● **Exercise directions**:
Reproduce the listing that follows with no differences at all.

[Dataset listings of figures]
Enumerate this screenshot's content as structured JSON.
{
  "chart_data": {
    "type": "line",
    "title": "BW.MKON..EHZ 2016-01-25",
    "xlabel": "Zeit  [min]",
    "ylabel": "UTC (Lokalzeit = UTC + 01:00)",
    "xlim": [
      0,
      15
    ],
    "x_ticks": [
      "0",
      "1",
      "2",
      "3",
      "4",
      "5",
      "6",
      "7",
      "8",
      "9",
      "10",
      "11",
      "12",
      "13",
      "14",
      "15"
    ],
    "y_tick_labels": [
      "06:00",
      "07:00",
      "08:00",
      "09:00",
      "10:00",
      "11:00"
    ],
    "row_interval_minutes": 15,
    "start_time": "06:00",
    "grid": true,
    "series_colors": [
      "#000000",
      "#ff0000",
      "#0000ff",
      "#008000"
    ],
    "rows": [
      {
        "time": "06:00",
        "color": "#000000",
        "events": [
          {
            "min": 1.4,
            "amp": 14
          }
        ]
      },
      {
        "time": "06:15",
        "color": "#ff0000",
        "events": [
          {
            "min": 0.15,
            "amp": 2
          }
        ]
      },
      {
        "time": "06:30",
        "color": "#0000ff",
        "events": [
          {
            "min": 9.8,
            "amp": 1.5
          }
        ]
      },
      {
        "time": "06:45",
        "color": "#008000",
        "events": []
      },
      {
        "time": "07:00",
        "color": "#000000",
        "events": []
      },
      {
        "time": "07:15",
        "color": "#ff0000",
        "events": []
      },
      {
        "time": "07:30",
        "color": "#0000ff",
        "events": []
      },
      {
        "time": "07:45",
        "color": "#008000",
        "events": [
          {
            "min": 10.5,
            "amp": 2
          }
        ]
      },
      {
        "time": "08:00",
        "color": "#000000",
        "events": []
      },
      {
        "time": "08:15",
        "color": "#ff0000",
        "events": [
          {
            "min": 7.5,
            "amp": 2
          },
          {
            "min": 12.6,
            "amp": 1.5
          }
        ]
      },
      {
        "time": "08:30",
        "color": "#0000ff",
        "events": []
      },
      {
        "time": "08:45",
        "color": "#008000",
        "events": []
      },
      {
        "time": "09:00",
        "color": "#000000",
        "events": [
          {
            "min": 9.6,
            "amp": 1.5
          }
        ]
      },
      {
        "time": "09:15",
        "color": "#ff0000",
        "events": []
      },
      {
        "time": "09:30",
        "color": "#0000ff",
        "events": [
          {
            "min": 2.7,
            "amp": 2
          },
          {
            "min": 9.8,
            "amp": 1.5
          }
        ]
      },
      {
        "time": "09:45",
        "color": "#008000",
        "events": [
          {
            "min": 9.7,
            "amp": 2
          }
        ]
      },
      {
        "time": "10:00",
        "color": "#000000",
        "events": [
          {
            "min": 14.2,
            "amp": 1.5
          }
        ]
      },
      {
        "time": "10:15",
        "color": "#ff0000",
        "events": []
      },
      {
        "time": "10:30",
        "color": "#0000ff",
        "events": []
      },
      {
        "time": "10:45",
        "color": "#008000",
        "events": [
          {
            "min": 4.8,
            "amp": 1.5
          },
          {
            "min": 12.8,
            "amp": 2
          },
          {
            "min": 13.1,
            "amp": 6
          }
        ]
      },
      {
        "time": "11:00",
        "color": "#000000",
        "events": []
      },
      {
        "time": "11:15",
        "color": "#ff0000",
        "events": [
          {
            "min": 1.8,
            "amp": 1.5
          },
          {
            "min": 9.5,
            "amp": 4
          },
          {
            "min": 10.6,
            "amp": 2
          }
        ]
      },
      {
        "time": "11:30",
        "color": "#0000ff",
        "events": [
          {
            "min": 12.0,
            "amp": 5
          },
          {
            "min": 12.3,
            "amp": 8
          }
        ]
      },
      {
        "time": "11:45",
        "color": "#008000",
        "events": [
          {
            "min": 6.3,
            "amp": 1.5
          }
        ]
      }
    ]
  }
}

● **Task solution**:
Enumerate this screenshot's content as structured JSON.
{
  "chart_data": {
    "type": "line",
    "title": "BW.MKON..EHZ 2016-01-25",
    "xlabel": "Zeit  [min]",
    "ylabel": "UTC (Lokalzeit = UTC + 01:00)",
    "xlim": [
      0,
      15
    ],
    "x_ticks": [
      "0",
      "1",
      "2",
      "3",
      "4",
      "5",
      "6",
      "7",
      "8",
      "9",
      "10",
      "11",
      "12",
      "13",
      "14",
      "15"
    ],
    "y_tick_labels": [
      "06:00",
      "07:00",
      "08:00",
      "09:00",
      "10:00",
      "11:00"
    ],
    "row_interval_minutes": 15,
    "start_time": "06:00",
    "grid": true,
    "series_colors": [
      "#000000",
      "#ff0000",
      "#0000ff",
      "#008000"
    ],
    "rows": [
      {
        "time": "06:00",
        "color": "#000000",
        "events": [
          {
            "min": 1.4,
            "amp": 14
          }
        ]
      },
      {
        "time": "06:15",
        "color": "#ff0000",
        "events": [
          {
            "min": 0.15,
            "amp": 2
          }
        ]
      },
      {
        "time": "06:30",
        "color": "#0000ff",
        "events": [
          {
            "min": 9.8,
            "amp": 1.5
          }
        ]
      },
      {
        "time": "06:45",
        "color": "#008000",
        "events": []
      },
      {
        "time": "07:00",
        "color": "#000000",
        "events": []
      },
      {
        "time": "07:15",
        "color": "#ff0000",
        "events": []
      },
      {
        "time": "07:30",
        "color": "#0000ff",
        "events": []
      },
      {
        "time": "07:45",
        "color": "#008000",
        "events": [
          {
            "min": 10.5,
            "amp": 2
          }
        ]
      },
      {
        "time": "08:00",
        "color": "#000000",
        "events": []
      },
      {
        "time": "08:15",
        "color": "#ff0000",
        "events": [
          {
            "min": 7.5,
            "amp": 2
          },
          {
            "min": 12.6,
            "amp": 1.5
          }
        ]
      },
      {
        "time": "08:30",
        "color": "#0000ff",
        "events": []
      },
      {
        "time": "08:45",
        "color": "#008000",
        "events": []
      },
      {
        "time": "09:00",
        "color": "#000000",
        "events": [
          {
            "min": 9.6,
            "amp": 1.5
          }
        ]
      },
      {
        "time": "09:15",
        "color": "#ff0000",
        "events": []
      },
      {
        "time": "09:30",
        "color": "#0000ff",
        "events": [
          {
            "min": 2.7,
            "amp": 2
          },
          {
            "min": 9.8,
            "amp": 1.5
          }
        ]
      },
      {
        "time": "09:45",
        "color": "#008000",
        "events": [
          {
            "min": 9.7,
            "amp": 2
          }
        ]
      },
      {
        "time": "10:00",
        "color": "#000000",
        "events": [
          {
            "min": 14.2,
            "amp": 1.5
          }
        ]
      },
      {
        "time": "10:15",
        "color": "#ff0000",
        "events": []
      },
      {
        "time": "10:30",
        "color": "#0000ff",
        "events": []
      },
      {
        "time": "10:45",
        "color": "#008000",
        "events": [
          {
            "min": 4.8,
            "amp": 1.5
          },
          {
            "min": 12.8,
            "amp": 2
          },
          {
            "min": 13.1,
            "amp": 6
          }
        ]
      },
      {
        "time": "11:00",
        "color": "#000000",
        "events": []
      },
      {
        "time": "11:15",
        "color": "#ff0000",
        "events": [
          {
            "min": 1.8,
            "amp": 1.5
          },
          {
            "min": 9.5,
            "amp": 4
          },
          {
            "min": 10.6,
            "amp": 2
          }
        ]
      },
      {
        "time": "11:30",
        "color": "#0000ff",
        "events": [
          {
            "min": 12.0,
            "amp": 5
          },
          {
            "min": 12.3,
            "amp": 8
          }
        ]
      },
      {
        "time": "11:45",
        "color": "#008000",
        "events": [
          {
            "min": 6.3,
            "amp": 1.5
          }
        ]
      }
    ]
  }
}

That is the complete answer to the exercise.